- [What to work on]:
Copy out the data exactly, leaving the pictures behind.

## Begin

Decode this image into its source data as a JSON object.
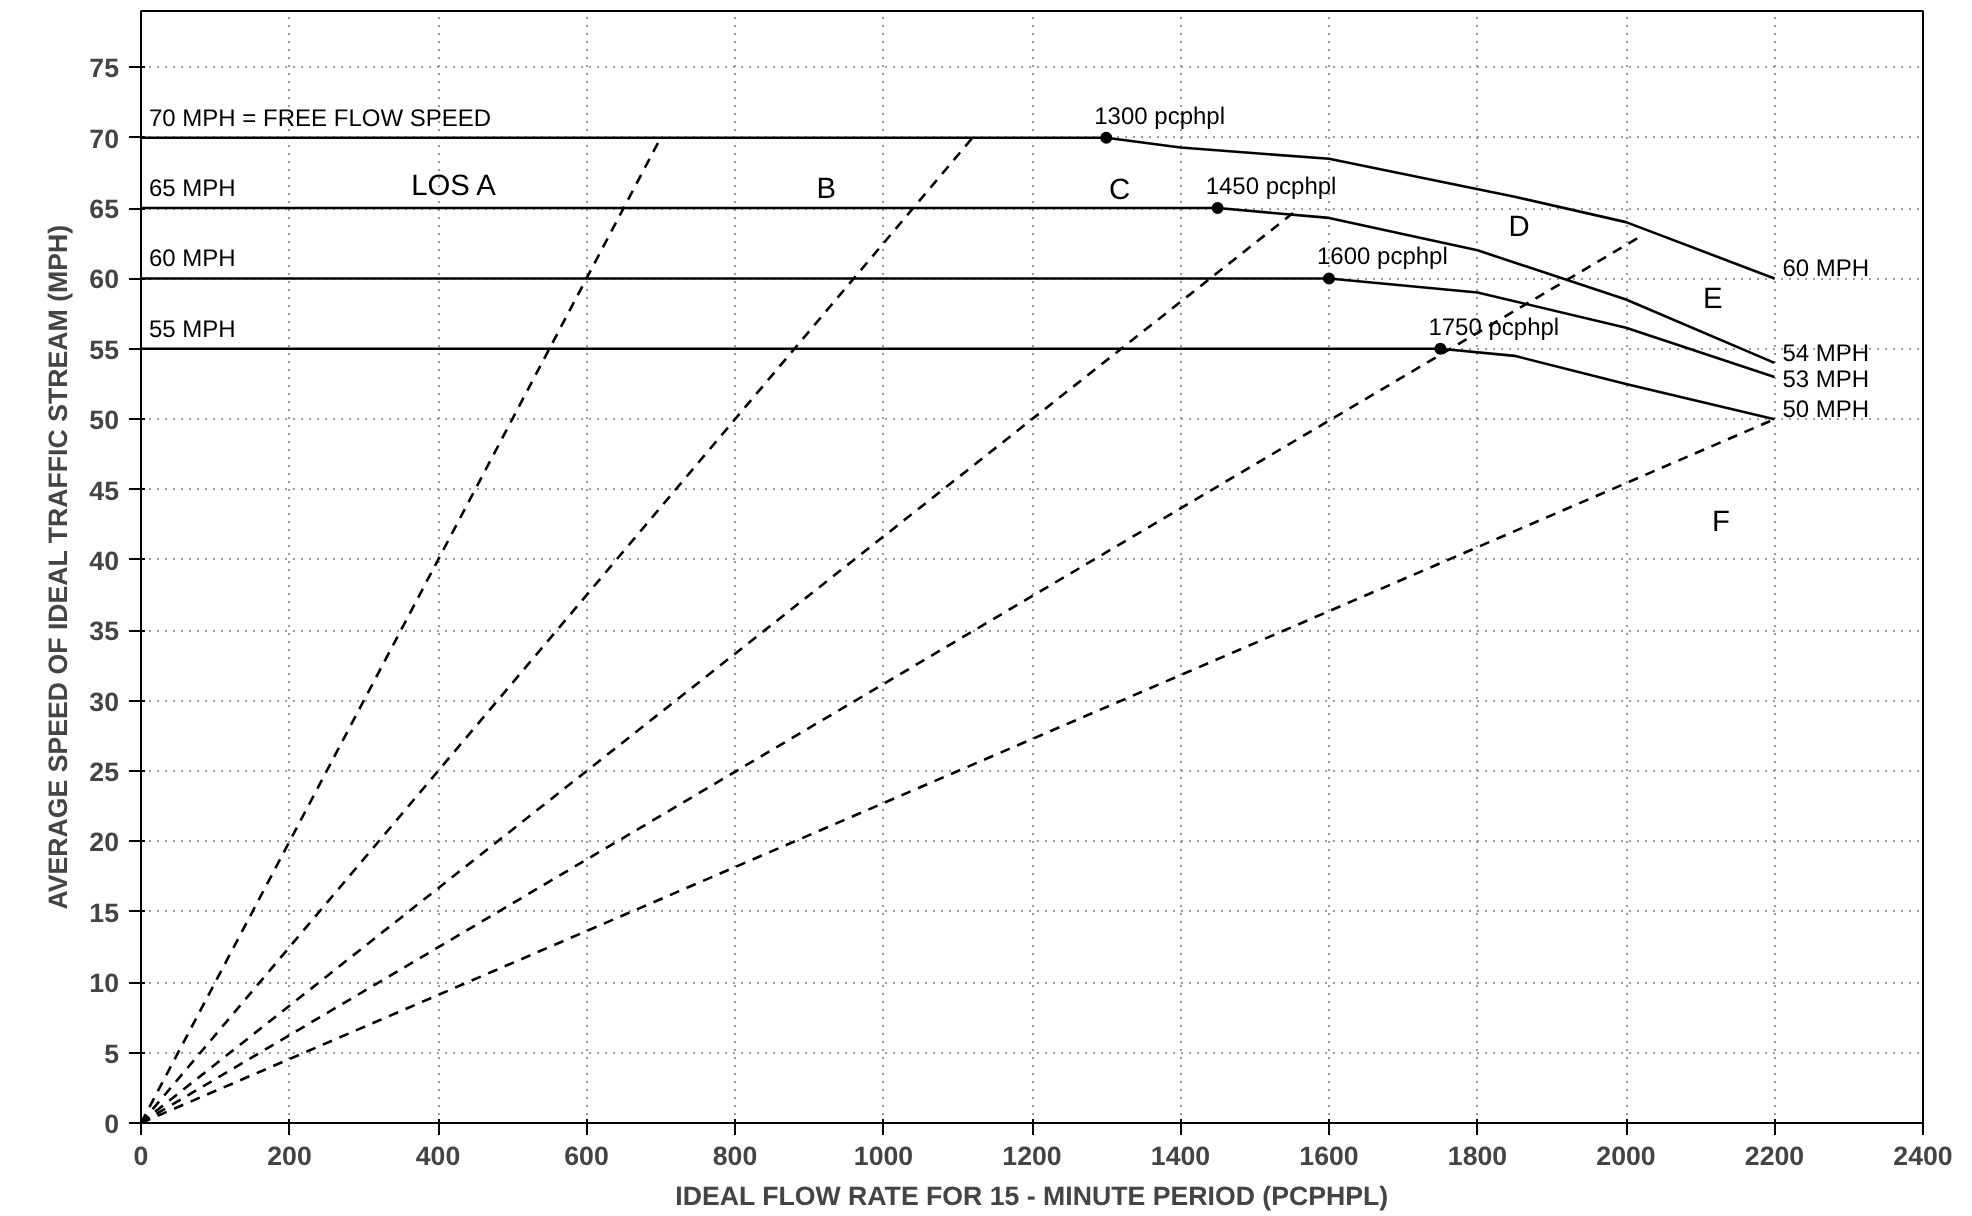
{
  "chart_data": {
    "type": "line",
    "xlabel": "IDEAL FLOW RATE FOR 15 - MINUTE PERIOD (PCPHPL)",
    "ylabel": "AVERAGE SPEED OF IDEAL TRAFFIC STREAM (MPH)",
    "xlim": [
      0,
      2400
    ],
    "ylim": [
      0,
      79
    ],
    "xticks": [
      0,
      200,
      400,
      600,
      800,
      1000,
      1200,
      1400,
      1600,
      1800,
      2000,
      2200,
      2400
    ],
    "yticks": [
      0,
      5,
      10,
      15,
      20,
      25,
      30,
      35,
      40,
      45,
      50,
      55,
      60,
      65,
      70,
      75
    ],
    "grid": true,
    "series": [
      {
        "color": "#000000",
        "line_style": "solid",
        "x": [
          0,
          1300,
          1400,
          1600,
          1850,
          2000,
          2200
        ],
        "values": [
          70,
          70,
          69.3,
          68.5,
          65.8,
          64,
          60
        ]
      },
      {
        "color": "#000000",
        "line_style": "solid",
        "x": [
          0,
          1450,
          1600,
          1800,
          2000,
          2200
        ],
        "values": [
          65,
          65,
          64.3,
          62,
          58.5,
          54
        ]
      },
      {
        "color": "#000000",
        "line_style": "solid",
        "x": [
          0,
          1600,
          1800,
          2000,
          2200
        ],
        "values": [
          60,
          60,
          59,
          56.5,
          53
        ]
      },
      {
        "color": "#000000",
        "line_style": "solid",
        "x": [
          0,
          1750,
          1850,
          2000,
          2200
        ],
        "values": [
          55,
          55,
          54.5,
          52.5,
          50
        ]
      },
      {
        "color": "#000000",
        "line_style": "dashed",
        "x": [
          0,
          700
        ],
        "values": [
          0,
          70
        ]
      },
      {
        "color": "#000000",
        "line_style": "dashed",
        "x": [
          0,
          1120
        ],
        "values": [
          0,
          70
        ]
      },
      {
        "color": "#000000",
        "line_style": "dashed",
        "x": [
          0,
          1560
        ],
        "values": [
          0,
          65
        ]
      },
      {
        "color": "#000000",
        "line_style": "dashed",
        "x": [
          0,
          2020
        ],
        "values": [
          0,
          63
        ]
      },
      {
        "color": "#000000",
        "line_style": "dashed",
        "x": [
          0,
          2200
        ],
        "values": [
          0,
          50
        ]
      },
      {
        "type": "scatter",
        "color": "#000000",
        "marker": "circle",
        "x": [
          1300,
          1450,
          1600,
          1750
        ],
        "values": [
          70,
          65,
          60,
          55
        ]
      }
    ],
    "annotations": [
      {
        "text": "70 MPH = FREE FLOW SPEED",
        "x": 0,
        "y": 70
      },
      {
        "text": "65 MPH",
        "x": 0,
        "y": 65
      },
      {
        "text": "60 MPH",
        "x": 0,
        "y": 60
      },
      {
        "text": "55 MPH",
        "x": 0,
        "y": 55
      },
      "LOS A",
      "B",
      "C",
      "D",
      "E",
      "F",
      {
        "text": "1300 pcphpl",
        "x": 1300,
        "y": 70
      },
      {
        "text": "1450 pcphpl",
        "x": 1450,
        "y": 65
      },
      {
        "text": "1600 pcphpl",
        "x": 1600,
        "y": 60
      },
      {
        "text": "1750 pcphpl",
        "x": 1750,
        "y": 55
      },
      {
        "text": "60 MPH",
        "x": 2200,
        "y": 60
      },
      {
        "text": "54 MPH",
        "x": 2200,
        "y": 54
      },
      {
        "text": "53 MPH",
        "x": 2200,
        "y": 53
      },
      {
        "text": "50 MPH",
        "x": 2200,
        "y": 50
      }
    ]
  }
}
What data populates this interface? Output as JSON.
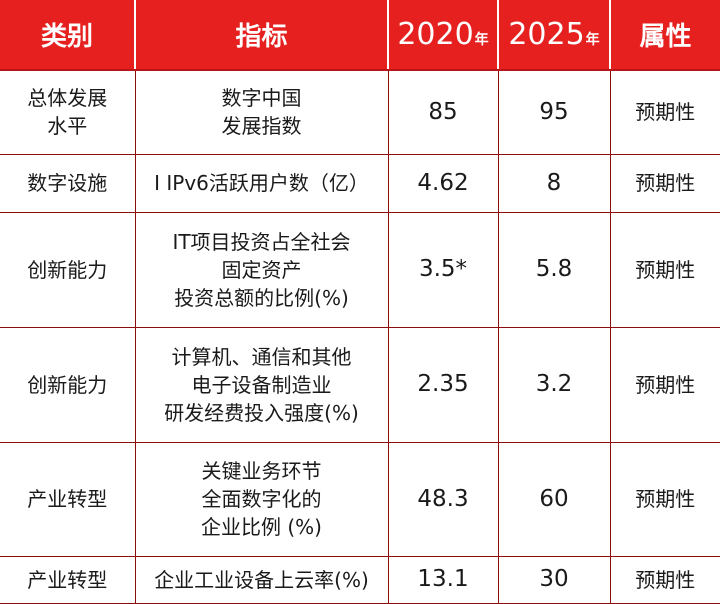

## End

- [Completed exercise]:
Decode this image into its source data as a JSON object.
{
  "chart_data": {
    "type": "line",
    "xlabel": "IDEAL FLOW RATE FOR 15 - MINUTE PERIOD (PCPHPL)",
    "ylabel": "AVERAGE SPEED OF IDEAL TRAFFIC STREAM (MPH)",
    "xlim": [
      0,
      2400
    ],
    "ylim": [
      0,
      79
    ],
    "xticks": [
      0,
      200,
      400,
      600,
      800,
      1000,
      1200,
      1400,
      1600,
      1800,
      2000,
      2200,
      2400
    ],
    "yticks": [
      0,
      5,
      10,
      15,
      20,
      25,
      30,
      35,
      40,
      45,
      50,
      55,
      60,
      65,
      70,
      75
    ],
    "grid": true,
    "series": [
      {
        "color": "#000000",
        "line_style": "solid",
        "x": [
          0,
          1300,
          1400,
          1600,
          1850,
          2000,
          2200
        ],
        "values": [
          70,
          70,
          69.3,
          68.5,
          65.8,
          64,
          60
        ]
      },
      {
        "color": "#000000",
        "line_style": "solid",
        "x": [
          0,
          1450,
          1600,
          1800,
          2000,
          2200
        ],
        "values": [
          65,
          65,
          64.3,
          62,
          58.5,
          54
        ]
      },
      {
        "color": "#000000",
        "line_style": "solid",
        "x": [
          0,
          1600,
          1800,
          2000,
          2200
        ],
        "values": [
          60,
          60,
          59,
          56.5,
          53
        ]
      },
      {
        "color": "#000000",
        "line_style": "solid",
        "x": [
          0,
          1750,
          1850,
          2000,
          2200
        ],
        "values": [
          55,
          55,
          54.5,
          52.5,
          50
        ]
      },
      {
        "color": "#000000",
        "line_style": "dashed",
        "x": [
          0,
          700
        ],
        "values": [
          0,
          70
        ]
      },
      {
        "color": "#000000",
        "line_style": "dashed",
        "x": [
          0,
          1120
        ],
        "values": [
          0,
          70
        ]
      },
      {
        "color": "#000000",
        "line_style": "dashed",
        "x": [
          0,
          1560
        ],
        "values": [
          0,
          65
        ]
      },
      {
        "color": "#000000",
        "line_style": "dashed",
        "x": [
          0,
          2020
        ],
        "values": [
          0,
          63
        ]
      },
      {
        "color": "#000000",
        "line_style": "dashed",
        "x": [
          0,
          2200
        ],
        "values": [
          0,
          50
        ]
      },
      {
        "type": "scatter",
        "color": "#000000",
        "marker": "circle",
        "x": [
          1300,
          1450,
          1600,
          1750
        ],
        "values": [
          70,
          65,
          60,
          55
        ]
      }
    ],
    "annotations": [
      {
        "text": "70 MPH = FREE FLOW SPEED",
        "x": 0,
        "y": 70
      },
      {
        "text": "65 MPH",
        "x": 0,
        "y": 65
      },
      {
        "text": "60 MPH",
        "x": 0,
        "y": 60
      },
      {
        "text": "55 MPH",
        "x": 0,
        "y": 55
      },
      "LOS A",
      "B",
      "C",
      "D",
      "E",
      "F",
      {
        "text": "1300 pcphpl",
        "x": 1300,
        "y": 70
      },
      {
        "text": "1450 pcphpl",
        "x": 1450,
        "y": 65
      },
      {
        "text": "1600 pcphpl",
        "x": 1600,
        "y": 60
      },
      {
        "text": "1750 pcphpl",
        "x": 1750,
        "y": 55
      },
      {
        "text": "60 MPH",
        "x": 2200,
        "y": 60
      },
      {
        "text": "54 MPH",
        "x": 2200,
        "y": 54
      },
      {
        "text": "53 MPH",
        "x": 2200,
        "y": 53
      },
      {
        "text": "50 MPH",
        "x": 2200,
        "y": 50
      }
    ]
  }
}
What data populates this interface? Output as JSON.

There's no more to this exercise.